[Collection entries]
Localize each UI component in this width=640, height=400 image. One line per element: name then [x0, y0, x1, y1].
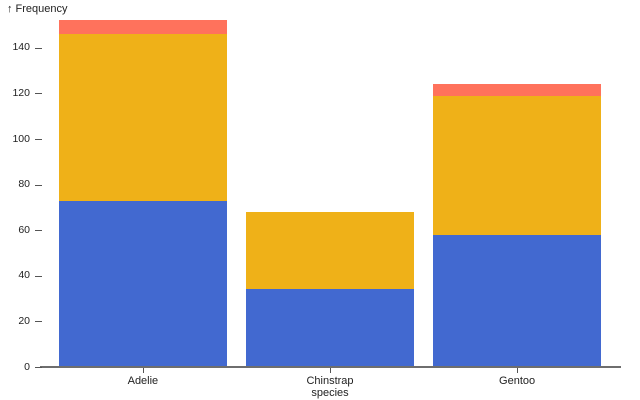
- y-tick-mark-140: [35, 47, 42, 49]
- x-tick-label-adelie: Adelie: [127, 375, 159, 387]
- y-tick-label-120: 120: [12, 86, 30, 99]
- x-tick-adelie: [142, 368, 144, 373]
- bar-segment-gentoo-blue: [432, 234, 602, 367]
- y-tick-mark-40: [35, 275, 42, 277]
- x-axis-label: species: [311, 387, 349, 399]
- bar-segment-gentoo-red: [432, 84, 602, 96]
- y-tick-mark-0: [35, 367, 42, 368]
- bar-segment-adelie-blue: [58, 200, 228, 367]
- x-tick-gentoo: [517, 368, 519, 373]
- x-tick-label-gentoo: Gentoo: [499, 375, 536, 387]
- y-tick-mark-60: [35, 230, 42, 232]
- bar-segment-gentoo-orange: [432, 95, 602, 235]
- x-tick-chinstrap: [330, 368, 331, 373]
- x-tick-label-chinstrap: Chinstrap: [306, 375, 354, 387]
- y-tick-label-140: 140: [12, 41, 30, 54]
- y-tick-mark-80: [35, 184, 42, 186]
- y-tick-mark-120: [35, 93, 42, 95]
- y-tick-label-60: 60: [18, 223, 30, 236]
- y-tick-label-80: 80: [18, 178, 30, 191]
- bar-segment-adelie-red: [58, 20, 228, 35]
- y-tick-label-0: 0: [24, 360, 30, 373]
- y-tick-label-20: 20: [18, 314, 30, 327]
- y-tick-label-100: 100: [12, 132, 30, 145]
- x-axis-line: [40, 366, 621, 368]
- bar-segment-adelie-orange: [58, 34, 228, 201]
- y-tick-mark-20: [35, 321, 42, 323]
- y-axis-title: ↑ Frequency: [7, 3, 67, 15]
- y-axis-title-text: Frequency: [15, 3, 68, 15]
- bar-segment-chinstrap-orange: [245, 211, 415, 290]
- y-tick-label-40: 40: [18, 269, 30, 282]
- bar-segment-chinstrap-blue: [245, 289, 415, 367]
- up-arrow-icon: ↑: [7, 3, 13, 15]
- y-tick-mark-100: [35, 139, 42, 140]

> [WRITTEN INSTRUCTION]
Starting with the line that contains "- y-tick-mark-140: [35, 47, 42, 49]" and going on through the line that contains "- y-tick-label-80: 80: [18, 178, 30, 191]", rewrite those lines of the data with "bar-segment" changed to "bar-block" and everything else left as it is.

> [ANSWER TO THE PROBLEM]
- y-tick-mark-140: [35, 47, 42, 49]
- x-tick-label-adelie: Adelie: [127, 375, 159, 387]
- y-tick-label-120: 120: [12, 86, 30, 99]
- x-tick-adelie: [142, 368, 144, 373]
- bar-block-gentoo-blue: [432, 234, 602, 367]
- y-tick-mark-40: [35, 275, 42, 277]
- x-axis-label: species: [311, 387, 349, 399]
- bar-block-gentoo-red: [432, 84, 602, 96]
- y-tick-mark-0: [35, 367, 42, 368]
- bar-block-adelie-blue: [58, 200, 228, 367]
- x-tick-gentoo: [517, 368, 519, 373]
- x-tick-label-gentoo: Gentoo: [499, 375, 536, 387]
- y-tick-mark-60: [35, 230, 42, 232]
- bar-block-gentoo-orange: [432, 95, 602, 235]
- x-tick-chinstrap: [330, 368, 331, 373]
- x-tick-label-chinstrap: Chinstrap: [306, 375, 354, 387]
- y-tick-label-140: 140: [12, 41, 30, 54]
- y-tick-mark-80: [35, 184, 42, 186]
- y-tick-mark-120: [35, 93, 42, 95]
- y-tick-label-60: 60: [18, 223, 30, 236]
- y-tick-label-80: 80: [18, 178, 30, 191]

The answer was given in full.